## BEGIN Document segment
It shouldn't be this hard to control how things look.

This is feedback. Delivered with considerable trepidation since this is a forum of true believers and it’s negative, but if taken in a positive spirit, it might be a good thing.

I’m getting really frustrated.

I’ve tried about everything I can think of, but no matter what I do, I can’t seem to do the one simple task of having the font in the editor of a new document be Times New Roman 12 point regular as a default. For a while I thought I had it licked but again, I added a new document in an existing chapter folder, and I got Courier New as the font. I’m beginning to have serious negative emotions about that font. I can’t see why people like it enough to make it a default, ever, but they do. Oh well.

I’ve changed it in tools | options, the format menu, created templates, nothing seems to stick. I’ve tried it with fresh coffee, cold coffee, even tea. Assam long cut tea brewed strong - I love that tea. I’m told it’s the tea British Sailors were served on ships of the line. Don’t spill it in a graveyard, they’ll get up. But it doesn’t help either. Worth a try though. I’ll probably try it again, but I digress.

I’m tired of the Scrivener secret society handshakes and code words. I just want to write my novel. This software is supposed to be my friend. And it does have some very good features. That’s why I keep struggling with it.

But why isn’t there one simple, friendly, intuitively obvious place I can easily set the appearance in the editor and have it stay that way from now till the sun novas in ~Y5B? (Y2K wasn’t a problem, Y5B is.) I see no benefit at all in the abstruse multi menu hidden compartment secret handshake way appearance is alleged to be controlled. It’s actually easier to set up how a document is printed than how it looks on screen. I’d like to set it once and have it always be the same. This document, the next document, and the document after that, forever? Unless of course I change my mind and want to set it to a new unchanging appearance. But I want it to be the appearance I choose. I don’t think that’s an unreasonable expectation in this day and age of interface optimization.

I realize I’m doing something wrong. The people with the ‘right stuff’ are doubtless just shaking their heads, knowingly, but I see this as a real design issue. It shouldn’t be this hard for someone who has been using editors since the advent of WordStar on CPM machines, and even edlin to write autoexec.bat files on green screen dual floppy PC’s, to set up how the program appears on screen and have it stay that way. But so far it eludes me.

Is there, someplace, a readily accessible, step by step procedure written in simple declarative sentences, obviously true once read, using the exact same words as appear in the menu system, that tells me how to do that? How to set the editor’s on screen appearance and have it stay that way with no surprises.

Did I mention, the loss of transparency, being dragged out of the zone to fix the bloody font, is not a feature?

Okay, back to getting my antagonist ambushed.

Fitch

When you say you tried to do it using Tools>Options, what do you mean? Did you then click the Editor button on the left of the Options window? After that, did you click the italic blue “A” just above the displayed ruler? This takes you to the font selection screen, which should stick for future new documents. If it doesn’t, then I’m guessing you’ve got other problems in your system or installation, and you might have to try uninstalling and reinstalling.

Hopefully that helps.

One question: when you make a new document and your settings suddenly seem to revert to Courier 12pt, does the file icon in the Binder have a kind of yellowish tint to it, and is there a 3-hole punch down the left, instead of just being a blank white sheet until you type? If so, you’re in scriptwriting mode. You might have accidentally hit Ctrl–4 at some point, and once you’ve done that, it might be easy to end up with new documents in the same mode since Scrivener prefers the last mode you used for making new files. Scriptwriters, as you probably know, use Courier 12pt as it provides for a predictable content size when printed, so switching to that mode will always override the default new text document defaults.
## END Document segment
Written request a |
In the forum post about Scrivener fonts, what font does the writer want as the editor's default for new documents?
## BEGIN Given entries
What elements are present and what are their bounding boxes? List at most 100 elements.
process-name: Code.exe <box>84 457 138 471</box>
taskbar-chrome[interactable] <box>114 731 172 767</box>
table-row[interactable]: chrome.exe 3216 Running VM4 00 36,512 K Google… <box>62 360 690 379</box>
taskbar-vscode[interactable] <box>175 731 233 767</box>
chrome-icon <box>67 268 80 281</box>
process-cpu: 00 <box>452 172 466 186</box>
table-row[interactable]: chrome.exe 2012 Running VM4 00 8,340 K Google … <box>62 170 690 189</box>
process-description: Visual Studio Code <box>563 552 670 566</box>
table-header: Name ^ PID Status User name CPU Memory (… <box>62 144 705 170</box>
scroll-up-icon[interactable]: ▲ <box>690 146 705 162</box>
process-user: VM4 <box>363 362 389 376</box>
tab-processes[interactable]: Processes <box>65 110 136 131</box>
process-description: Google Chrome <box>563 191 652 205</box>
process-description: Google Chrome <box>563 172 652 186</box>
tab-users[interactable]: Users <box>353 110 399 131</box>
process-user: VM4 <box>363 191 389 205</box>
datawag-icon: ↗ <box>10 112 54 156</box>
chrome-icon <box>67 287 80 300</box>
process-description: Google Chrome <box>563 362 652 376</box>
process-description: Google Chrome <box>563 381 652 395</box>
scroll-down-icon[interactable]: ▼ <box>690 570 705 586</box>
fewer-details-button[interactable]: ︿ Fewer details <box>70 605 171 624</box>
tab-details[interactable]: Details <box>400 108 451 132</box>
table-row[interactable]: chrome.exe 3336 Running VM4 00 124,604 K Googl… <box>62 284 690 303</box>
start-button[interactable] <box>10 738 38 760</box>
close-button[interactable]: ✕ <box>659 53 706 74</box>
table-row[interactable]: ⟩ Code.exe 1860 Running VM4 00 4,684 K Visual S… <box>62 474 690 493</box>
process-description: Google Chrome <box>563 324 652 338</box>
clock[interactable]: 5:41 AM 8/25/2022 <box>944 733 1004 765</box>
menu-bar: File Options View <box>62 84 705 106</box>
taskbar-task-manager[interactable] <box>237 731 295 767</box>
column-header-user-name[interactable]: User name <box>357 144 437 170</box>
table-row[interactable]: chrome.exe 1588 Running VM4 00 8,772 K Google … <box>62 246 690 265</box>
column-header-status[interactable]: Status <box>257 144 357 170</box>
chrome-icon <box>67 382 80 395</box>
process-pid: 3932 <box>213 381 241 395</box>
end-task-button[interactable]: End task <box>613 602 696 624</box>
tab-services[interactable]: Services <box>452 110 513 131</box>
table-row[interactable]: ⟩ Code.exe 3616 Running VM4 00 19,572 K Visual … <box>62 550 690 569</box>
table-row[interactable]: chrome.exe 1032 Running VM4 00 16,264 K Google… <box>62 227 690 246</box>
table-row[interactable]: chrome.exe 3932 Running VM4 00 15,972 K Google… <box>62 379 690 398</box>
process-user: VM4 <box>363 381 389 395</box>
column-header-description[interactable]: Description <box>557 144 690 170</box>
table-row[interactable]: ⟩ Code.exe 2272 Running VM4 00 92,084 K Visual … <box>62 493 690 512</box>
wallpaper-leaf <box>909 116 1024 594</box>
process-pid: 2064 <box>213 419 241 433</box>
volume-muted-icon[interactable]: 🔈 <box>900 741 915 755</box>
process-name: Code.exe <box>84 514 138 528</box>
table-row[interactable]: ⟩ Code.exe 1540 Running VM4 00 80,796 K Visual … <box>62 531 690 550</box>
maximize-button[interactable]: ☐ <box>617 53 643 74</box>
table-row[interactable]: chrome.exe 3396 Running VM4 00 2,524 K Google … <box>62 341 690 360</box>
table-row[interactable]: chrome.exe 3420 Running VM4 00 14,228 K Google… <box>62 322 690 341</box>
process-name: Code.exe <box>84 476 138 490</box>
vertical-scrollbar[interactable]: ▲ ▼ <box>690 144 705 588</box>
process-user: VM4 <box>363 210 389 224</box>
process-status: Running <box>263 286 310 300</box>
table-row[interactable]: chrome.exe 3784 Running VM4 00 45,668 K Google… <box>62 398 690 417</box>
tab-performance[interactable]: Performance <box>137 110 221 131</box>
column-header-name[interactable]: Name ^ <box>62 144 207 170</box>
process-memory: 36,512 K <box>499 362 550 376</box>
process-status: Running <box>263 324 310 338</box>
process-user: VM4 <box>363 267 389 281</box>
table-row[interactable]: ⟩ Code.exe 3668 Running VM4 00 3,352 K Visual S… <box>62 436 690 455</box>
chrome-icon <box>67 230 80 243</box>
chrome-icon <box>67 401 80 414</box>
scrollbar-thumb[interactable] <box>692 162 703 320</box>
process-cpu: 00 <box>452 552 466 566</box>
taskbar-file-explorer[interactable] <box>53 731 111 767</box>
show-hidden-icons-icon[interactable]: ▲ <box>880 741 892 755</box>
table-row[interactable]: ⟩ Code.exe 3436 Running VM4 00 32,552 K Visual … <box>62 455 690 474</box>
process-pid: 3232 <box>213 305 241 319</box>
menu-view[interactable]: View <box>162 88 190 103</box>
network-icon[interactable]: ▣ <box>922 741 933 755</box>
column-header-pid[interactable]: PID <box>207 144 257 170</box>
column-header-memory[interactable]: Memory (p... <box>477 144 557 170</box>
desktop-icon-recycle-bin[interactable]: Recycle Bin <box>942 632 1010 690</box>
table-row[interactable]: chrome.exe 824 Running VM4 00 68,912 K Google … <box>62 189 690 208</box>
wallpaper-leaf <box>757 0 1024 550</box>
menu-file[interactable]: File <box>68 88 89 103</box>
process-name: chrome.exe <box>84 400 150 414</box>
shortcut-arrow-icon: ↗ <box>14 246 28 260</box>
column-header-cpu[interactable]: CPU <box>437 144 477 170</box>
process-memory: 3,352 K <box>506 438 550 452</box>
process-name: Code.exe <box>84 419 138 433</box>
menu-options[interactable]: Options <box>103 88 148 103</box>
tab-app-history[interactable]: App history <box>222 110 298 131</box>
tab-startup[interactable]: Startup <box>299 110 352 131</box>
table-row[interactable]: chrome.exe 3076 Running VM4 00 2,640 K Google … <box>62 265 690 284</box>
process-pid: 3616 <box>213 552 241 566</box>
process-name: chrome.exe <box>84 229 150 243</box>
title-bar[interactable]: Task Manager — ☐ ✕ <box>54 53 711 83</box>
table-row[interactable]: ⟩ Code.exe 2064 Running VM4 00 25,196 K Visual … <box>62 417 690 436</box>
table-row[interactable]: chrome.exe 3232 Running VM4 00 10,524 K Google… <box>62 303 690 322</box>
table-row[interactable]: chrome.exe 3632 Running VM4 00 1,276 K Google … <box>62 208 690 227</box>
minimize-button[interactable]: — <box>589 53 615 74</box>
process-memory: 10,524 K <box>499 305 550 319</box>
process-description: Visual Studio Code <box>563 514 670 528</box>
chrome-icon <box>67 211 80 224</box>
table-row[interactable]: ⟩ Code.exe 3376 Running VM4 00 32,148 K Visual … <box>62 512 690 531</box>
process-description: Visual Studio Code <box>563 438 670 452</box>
## END Given entries
Written request b |
Rename "taskbar-chrome" to "taskbar-browser" in the rows that run from the first row through the row containing "process-cpu: 00 <box>452 172 466 186</box>", and return only those rows with everything else unchanged.

Full answer a |
Times New Roman 12 point regular

Full answer b |
What elements are present and what are their bounding boxes? List at most 100 elements.
process-name: Code.exe <box>84 457 138 471</box>
taskbar-browser[interactable] <box>114 731 172 767</box>
table-row[interactable]: chrome.exe 3216 Running VM4 00 36,512 K Google… <box>62 360 690 379</box>
taskbar-vscode[interactable] <box>175 731 233 767</box>
chrome-icon <box>67 268 80 281</box>
process-cpu: 00 <box>452 172 466 186</box>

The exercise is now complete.